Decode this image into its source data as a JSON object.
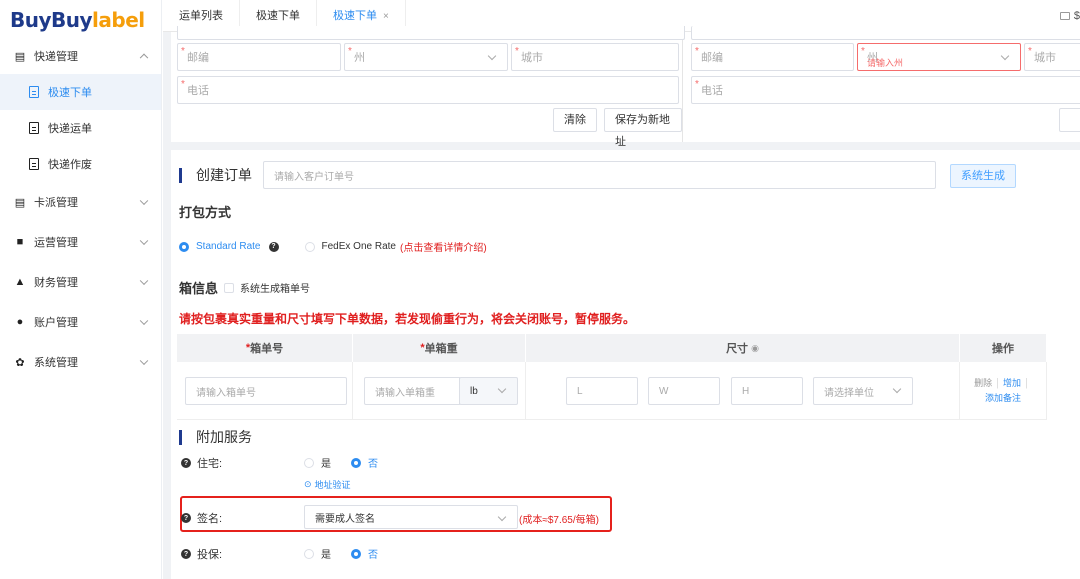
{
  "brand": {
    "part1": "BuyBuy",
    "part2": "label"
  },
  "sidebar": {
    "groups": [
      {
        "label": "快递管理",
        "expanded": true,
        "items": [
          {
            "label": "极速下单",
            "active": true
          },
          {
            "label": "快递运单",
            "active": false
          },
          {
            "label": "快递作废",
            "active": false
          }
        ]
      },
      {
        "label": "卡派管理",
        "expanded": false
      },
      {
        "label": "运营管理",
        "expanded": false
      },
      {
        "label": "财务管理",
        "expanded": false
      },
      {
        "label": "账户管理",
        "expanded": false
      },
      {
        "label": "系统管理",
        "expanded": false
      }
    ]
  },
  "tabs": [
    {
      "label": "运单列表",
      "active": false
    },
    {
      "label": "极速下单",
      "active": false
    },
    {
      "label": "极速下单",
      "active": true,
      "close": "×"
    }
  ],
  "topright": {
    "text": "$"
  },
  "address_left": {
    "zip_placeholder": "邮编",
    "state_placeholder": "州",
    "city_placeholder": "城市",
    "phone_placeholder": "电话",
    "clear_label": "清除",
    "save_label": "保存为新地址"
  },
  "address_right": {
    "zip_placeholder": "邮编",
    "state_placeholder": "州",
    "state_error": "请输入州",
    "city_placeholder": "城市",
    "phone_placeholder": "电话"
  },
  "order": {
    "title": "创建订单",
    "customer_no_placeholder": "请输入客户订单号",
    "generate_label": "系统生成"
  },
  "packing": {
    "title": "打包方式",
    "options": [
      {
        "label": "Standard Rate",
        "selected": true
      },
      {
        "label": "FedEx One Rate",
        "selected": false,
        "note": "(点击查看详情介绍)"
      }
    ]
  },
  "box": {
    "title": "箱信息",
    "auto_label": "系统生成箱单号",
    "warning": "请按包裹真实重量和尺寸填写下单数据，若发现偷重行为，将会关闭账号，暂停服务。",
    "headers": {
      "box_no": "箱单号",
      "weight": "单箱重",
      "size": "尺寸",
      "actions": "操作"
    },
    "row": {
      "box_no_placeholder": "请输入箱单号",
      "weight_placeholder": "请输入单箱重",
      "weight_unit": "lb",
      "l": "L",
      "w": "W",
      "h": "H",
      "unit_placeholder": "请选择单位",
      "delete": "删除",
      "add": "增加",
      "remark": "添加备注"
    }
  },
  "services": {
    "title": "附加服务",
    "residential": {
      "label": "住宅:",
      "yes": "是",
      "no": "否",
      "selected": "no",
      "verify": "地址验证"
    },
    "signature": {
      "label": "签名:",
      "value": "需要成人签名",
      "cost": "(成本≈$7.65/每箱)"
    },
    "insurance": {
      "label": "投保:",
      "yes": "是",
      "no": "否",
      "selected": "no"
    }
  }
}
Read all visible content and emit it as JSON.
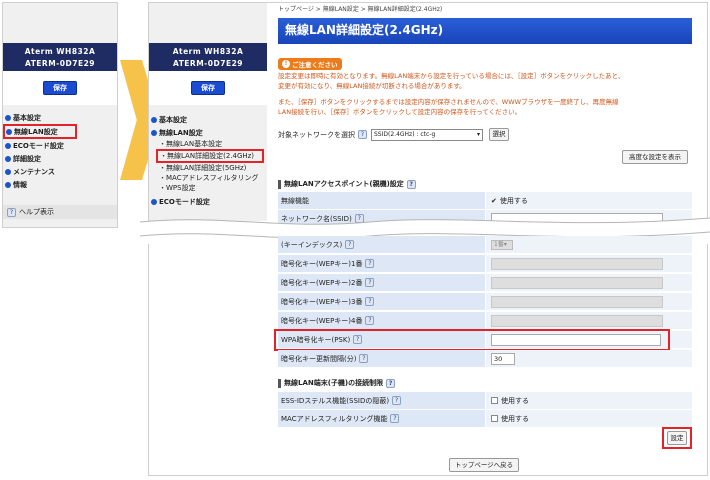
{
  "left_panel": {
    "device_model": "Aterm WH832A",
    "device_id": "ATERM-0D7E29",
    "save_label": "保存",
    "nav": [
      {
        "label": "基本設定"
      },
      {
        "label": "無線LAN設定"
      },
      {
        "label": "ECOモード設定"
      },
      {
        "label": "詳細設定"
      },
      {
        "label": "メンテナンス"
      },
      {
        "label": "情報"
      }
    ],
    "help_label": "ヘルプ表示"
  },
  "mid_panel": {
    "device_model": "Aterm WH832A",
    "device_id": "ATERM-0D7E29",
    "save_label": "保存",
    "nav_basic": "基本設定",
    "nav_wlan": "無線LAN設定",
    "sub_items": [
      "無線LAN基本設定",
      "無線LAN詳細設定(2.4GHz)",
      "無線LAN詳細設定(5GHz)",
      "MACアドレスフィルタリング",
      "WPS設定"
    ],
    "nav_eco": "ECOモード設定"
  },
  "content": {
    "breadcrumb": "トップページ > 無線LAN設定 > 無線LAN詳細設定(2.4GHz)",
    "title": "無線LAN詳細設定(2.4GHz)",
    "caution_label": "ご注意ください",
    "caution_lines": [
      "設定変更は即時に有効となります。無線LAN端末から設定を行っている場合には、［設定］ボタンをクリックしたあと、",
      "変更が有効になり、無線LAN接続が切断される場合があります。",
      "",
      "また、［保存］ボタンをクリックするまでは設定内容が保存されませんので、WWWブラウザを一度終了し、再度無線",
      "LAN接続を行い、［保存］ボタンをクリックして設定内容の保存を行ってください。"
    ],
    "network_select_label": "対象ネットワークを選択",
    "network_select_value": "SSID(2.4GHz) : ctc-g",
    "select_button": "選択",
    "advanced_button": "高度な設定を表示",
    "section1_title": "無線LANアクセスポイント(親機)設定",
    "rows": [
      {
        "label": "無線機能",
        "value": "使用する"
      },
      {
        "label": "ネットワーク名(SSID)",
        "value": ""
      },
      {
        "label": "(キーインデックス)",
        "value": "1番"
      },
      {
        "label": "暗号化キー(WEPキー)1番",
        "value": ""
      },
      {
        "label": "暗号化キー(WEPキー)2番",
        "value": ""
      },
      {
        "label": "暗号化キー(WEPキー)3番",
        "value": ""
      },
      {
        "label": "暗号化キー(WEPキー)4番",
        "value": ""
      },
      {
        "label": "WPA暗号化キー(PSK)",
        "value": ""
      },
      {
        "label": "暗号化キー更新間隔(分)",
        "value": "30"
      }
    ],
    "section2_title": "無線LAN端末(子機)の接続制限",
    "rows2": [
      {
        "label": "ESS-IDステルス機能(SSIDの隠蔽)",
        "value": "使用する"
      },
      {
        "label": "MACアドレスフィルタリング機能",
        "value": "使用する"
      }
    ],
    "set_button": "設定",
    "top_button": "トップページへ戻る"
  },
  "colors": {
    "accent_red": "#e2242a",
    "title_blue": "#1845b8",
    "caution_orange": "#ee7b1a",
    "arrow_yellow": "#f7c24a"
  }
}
········
Given exercise
Reproduce every line of the material precisely, omitting its pictures.

Output for this task
Decode this image into its source data as a JSON object.
{
  "brand": {
    "part1": "BuyBuy",
    "part2": "label"
  },
  "sidebar": {
    "groups": [
      {
        "label": "快递管理",
        "expanded": true,
        "items": [
          {
            "label": "极速下单",
            "active": true
          },
          {
            "label": "快递运单",
            "active": false
          },
          {
            "label": "快递作废",
            "active": false
          }
        ]
      },
      {
        "label": "卡派管理",
        "expanded": false
      },
      {
        "label": "运营管理",
        "expanded": false
      },
      {
        "label": "财务管理",
        "expanded": false
      },
      {
        "label": "账户管理",
        "expanded": false
      },
      {
        "label": "系统管理",
        "expanded": false
      }
    ]
  },
  "tabs": [
    {
      "label": "运单列表",
      "active": false
    },
    {
      "label": "极速下单",
      "active": false
    },
    {
      "label": "极速下单",
      "active": true,
      "close": "×"
    }
  ],
  "topright": {
    "text": "$"
  },
  "address_left": {
    "zip_placeholder": "邮编",
    "state_placeholder": "州",
    "city_placeholder": "城市",
    "phone_placeholder": "电话",
    "clear_label": "清除",
    "save_label": "保存为新地址"
  },
  "address_right": {
    "zip_placeholder": "邮编",
    "state_placeholder": "州",
    "state_error": "请输入州",
    "city_placeholder": "城市",
    "phone_placeholder": "电话"
  },
  "order": {
    "title": "创建订单",
    "customer_no_placeholder": "请输入客户订单号",
    "generate_label": "系统生成"
  },
  "packing": {
    "title": "打包方式",
    "options": [
      {
        "label": "Standard Rate",
        "selected": true
      },
      {
        "label": "FedEx One Rate",
        "selected": false,
        "note": "(点击查看详情介绍)"
      }
    ]
  },
  "box": {
    "title": "箱信息",
    "auto_label": "系统生成箱单号",
    "warning": "请按包裹真实重量和尺寸填写下单数据，若发现偷重行为，将会关闭账号，暂停服务。",
    "headers": {
      "box_no": "箱单号",
      "weight": "单箱重",
      "size": "尺寸",
      "actions": "操作"
    },
    "row": {
      "box_no_placeholder": "请输入箱单号",
      "weight_placeholder": "请输入单箱重",
      "weight_unit": "lb",
      "l": "L",
      "w": "W",
      "h": "H",
      "unit_placeholder": "请选择单位",
      "delete": "删除",
      "add": "增加",
      "remark": "添加备注"
    }
  },
  "services": {
    "title": "附加服务",
    "residential": {
      "label": "住宅:",
      "yes": "是",
      "no": "否",
      "selected": "no",
      "verify": "地址验证"
    },
    "signature": {
      "label": "签名:",
      "value": "需要成人签名",
      "cost": "(成本≈$7.65/每箱)"
    },
    "insurance": {
      "label": "投保:",
      "yes": "是",
      "no": "否",
      "selected": "no"
    }
  }
}
Read all visible content and emit it as JSON.
{
  "left_panel": {
    "device_model": "Aterm WH832A",
    "device_id": "ATERM-0D7E29",
    "save_label": "保存",
    "nav": [
      {
        "label": "基本設定"
      },
      {
        "label": "無線LAN設定"
      },
      {
        "label": "ECOモード設定"
      },
      {
        "label": "詳細設定"
      },
      {
        "label": "メンテナンス"
      },
      {
        "label": "情報"
      }
    ],
    "help_label": "ヘルプ表示"
  },
  "mid_panel": {
    "device_model": "Aterm WH832A",
    "device_id": "ATERM-0D7E29",
    "save_label": "保存",
    "nav_basic": "基本設定",
    "nav_wlan": "無線LAN設定",
    "sub_items": [
      "無線LAN基本設定",
      "無線LAN詳細設定(2.4GHz)",
      "無線LAN詳細設定(5GHz)",
      "MACアドレスフィルタリング",
      "WPS設定"
    ],
    "nav_eco": "ECOモード設定"
  },
  "content": {
    "breadcrumb": "トップページ > 無線LAN設定 > 無線LAN詳細設定(2.4GHz)",
    "title": "無線LAN詳細設定(2.4GHz)",
    "caution_label": "ご注意ください",
    "caution_lines": [
      "設定変更は即時に有効となります。無線LAN端末から設定を行っている場合には、［設定］ボタンをクリックしたあと、",
      "変更が有効になり、無線LAN接続が切断される場合があります。",
      "",
      "また、［保存］ボタンをクリックするまでは設定内容が保存されませんので、WWWブラウザを一度終了し、再度無線",
      "LAN接続を行い、［保存］ボタンをクリックして設定内容の保存を行ってください。"
    ],
    "network_select_label": "対象ネットワークを選択",
    "network_select_value": "SSID(2.4GHz) : ctc-g",
    "select_button": "選択",
    "advanced_button": "高度な設定を表示",
    "section1_title": "無線LANアクセスポイント(親機)設定",
    "rows": [
      {
        "label": "無線機能",
        "value": "使用する"
      },
      {
        "label": "ネットワーク名(SSID)",
        "value": ""
      },
      {
        "label": "(キーインデックス)",
        "value": "1番"
      },
      {
        "label": "暗号化キー(WEPキー)1番",
        "value": ""
      },
      {
        "label": "暗号化キー(WEPキー)2番",
        "value": ""
      },
      {
        "label": "暗号化キー(WEPキー)3番",
        "value": ""
      },
      {
        "label": "暗号化キー(WEPキー)4番",
        "value": ""
      },
      {
        "label": "WPA暗号化キー(PSK)",
        "value": ""
      },
      {
        "label": "暗号化キー更新間隔(分)",
        "value": "30"
      }
    ],
    "section2_title": "無線LAN端末(子機)の接続制限",
    "rows2": [
      {
        "label": "ESS-IDステルス機能(SSIDの隠蔽)",
        "value": "使用する"
      },
      {
        "label": "MACアドレスフィルタリング機能",
        "value": "使用する"
      }
    ],
    "set_button": "設定",
    "top_button": "トップページへ戻る"
  },
  "colors": {
    "accent_red": "#e2242a",
    "title_blue": "#1845b8",
    "caution_orange": "#ee7b1a",
    "arrow_yellow": "#f7c24a"
  }
}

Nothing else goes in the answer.